[BEGIN EXCERPTED RECORDS]

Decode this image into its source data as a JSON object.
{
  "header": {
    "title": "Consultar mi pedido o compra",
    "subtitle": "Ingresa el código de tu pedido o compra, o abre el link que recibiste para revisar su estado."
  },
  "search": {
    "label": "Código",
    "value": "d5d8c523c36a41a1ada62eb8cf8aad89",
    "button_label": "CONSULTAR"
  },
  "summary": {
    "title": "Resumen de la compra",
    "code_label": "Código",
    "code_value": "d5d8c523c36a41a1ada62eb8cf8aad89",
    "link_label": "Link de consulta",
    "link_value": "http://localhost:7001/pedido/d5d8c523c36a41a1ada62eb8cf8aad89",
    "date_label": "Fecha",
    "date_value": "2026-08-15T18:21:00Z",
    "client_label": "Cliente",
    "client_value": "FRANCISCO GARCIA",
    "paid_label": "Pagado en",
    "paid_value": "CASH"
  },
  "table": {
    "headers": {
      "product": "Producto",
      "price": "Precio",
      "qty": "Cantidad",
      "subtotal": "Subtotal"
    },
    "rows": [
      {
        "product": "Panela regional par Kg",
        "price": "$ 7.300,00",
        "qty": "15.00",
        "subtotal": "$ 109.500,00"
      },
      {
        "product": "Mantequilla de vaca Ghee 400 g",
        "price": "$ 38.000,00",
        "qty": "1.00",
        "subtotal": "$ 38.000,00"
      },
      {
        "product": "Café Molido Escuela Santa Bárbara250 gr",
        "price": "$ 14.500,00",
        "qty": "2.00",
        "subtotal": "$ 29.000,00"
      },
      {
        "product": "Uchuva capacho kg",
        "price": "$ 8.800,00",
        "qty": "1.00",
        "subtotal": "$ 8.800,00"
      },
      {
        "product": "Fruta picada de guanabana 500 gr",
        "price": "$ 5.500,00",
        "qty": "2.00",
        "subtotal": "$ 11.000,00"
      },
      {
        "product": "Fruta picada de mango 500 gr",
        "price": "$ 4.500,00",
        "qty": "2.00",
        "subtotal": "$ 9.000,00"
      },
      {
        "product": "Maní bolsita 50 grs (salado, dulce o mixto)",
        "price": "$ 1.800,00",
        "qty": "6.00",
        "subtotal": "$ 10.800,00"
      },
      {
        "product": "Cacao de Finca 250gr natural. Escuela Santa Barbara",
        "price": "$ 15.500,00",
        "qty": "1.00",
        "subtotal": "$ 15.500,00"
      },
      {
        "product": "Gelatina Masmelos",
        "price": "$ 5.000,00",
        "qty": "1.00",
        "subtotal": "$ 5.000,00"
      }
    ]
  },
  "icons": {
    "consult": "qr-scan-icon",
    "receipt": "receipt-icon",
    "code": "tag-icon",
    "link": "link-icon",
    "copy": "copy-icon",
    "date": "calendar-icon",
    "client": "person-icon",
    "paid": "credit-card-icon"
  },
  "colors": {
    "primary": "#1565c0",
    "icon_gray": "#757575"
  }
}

[END EXCERPTED RECORDS]

INSTRUCTION
Set all of the entries down again, exactly as they were given.

THE ANSWER
Decode this image into its source data as a JSON object.
{
  "header": {
    "title": "Consultar mi pedido o compra",
    "subtitle": "Ingresa el código de tu pedido o compra, o abre el link que recibiste para revisar su estado."
  },
  "search": {
    "label": "Código",
    "value": "d5d8c523c36a41a1ada62eb8cf8aad89",
    "button_label": "CONSULTAR"
  },
  "summary": {
    "title": "Resumen de la compra",
    "code_label": "Código",
    "code_value": "d5d8c523c36a41a1ada62eb8cf8aad89",
    "link_label": "Link de consulta",
    "link_value": "http://localhost:7001/pedido/d5d8c523c36a41a1ada62eb8cf8aad89",
    "date_label": "Fecha",
    "date_value": "2026-08-15T18:21:00Z",
    "client_label": "Cliente",
    "client_value": "FRANCISCO GARCIA",
    "paid_label": "Pagado en",
    "paid_value": "CASH"
  },
  "table": {
    "headers": {
      "product": "Producto",
      "price": "Precio",
      "qty": "Cantidad",
      "subtotal": "Subtotal"
    },
    "rows": [
      {
        "product": "Panela regional par Kg",
        "price": "$ 7.300,00",
        "qty": "15.00",
        "subtotal": "$ 109.500,00"
      },
      {
        "product": "Mantequilla de vaca Ghee 400 g",
        "price": "$ 38.000,00",
        "qty": "1.00",
        "subtotal": "$ 38.000,00"
      },
      {
        "product": "Café Molido Escuela Santa Bárbara250 gr",
        "price": "$ 14.500,00",
        "qty": "2.00",
        "subtotal": "$ 29.000,00"
      },
      {
        "product": "Uchuva capacho kg",
        "price": "$ 8.800,00",
        "qty": "1.00",
        "subtotal": "$ 8.800,00"
      },
      {
        "product": "Fruta picada de guanabana 500 gr",
        "price": "$ 5.500,00",
        "qty": "2.00",
        "subtotal": "$ 11.000,00"
      },
      {
        "product": "Fruta picada de mango 500 gr",
        "price": "$ 4.500,00",
        "qty": "2.00",
        "subtotal": "$ 9.000,00"
      },
      {
        "product": "Maní bolsita 50 grs (salado, dulce o mixto)",
        "price": "$ 1.800,00",
        "qty": "6.00",
        "subtotal": "$ 10.800,00"
      },
      {
        "product": "Cacao de Finca 250gr natural. Escuela Santa Barbara",
        "price": "$ 15.500,00",
        "qty": "1.00",
        "subtotal": "$ 15.500,00"
      },
      {
        "product": "Gelatina Masmelos",
        "price": "$ 5.000,00",
        "qty": "1.00",
        "subtotal": "$ 5.000,00"
      }
    ]
  },
  "icons": {
    "consult": "qr-scan-icon",
    "receipt": "receipt-icon",
    "code": "tag-icon",
    "link": "link-icon",
    "copy": "copy-icon",
    "date": "calendar-icon",
    "client": "person-icon",
    "paid": "credit-card-icon"
  },
  "colors": {
    "primary": "#1565c0",
    "icon_gray": "#757575"
  }
}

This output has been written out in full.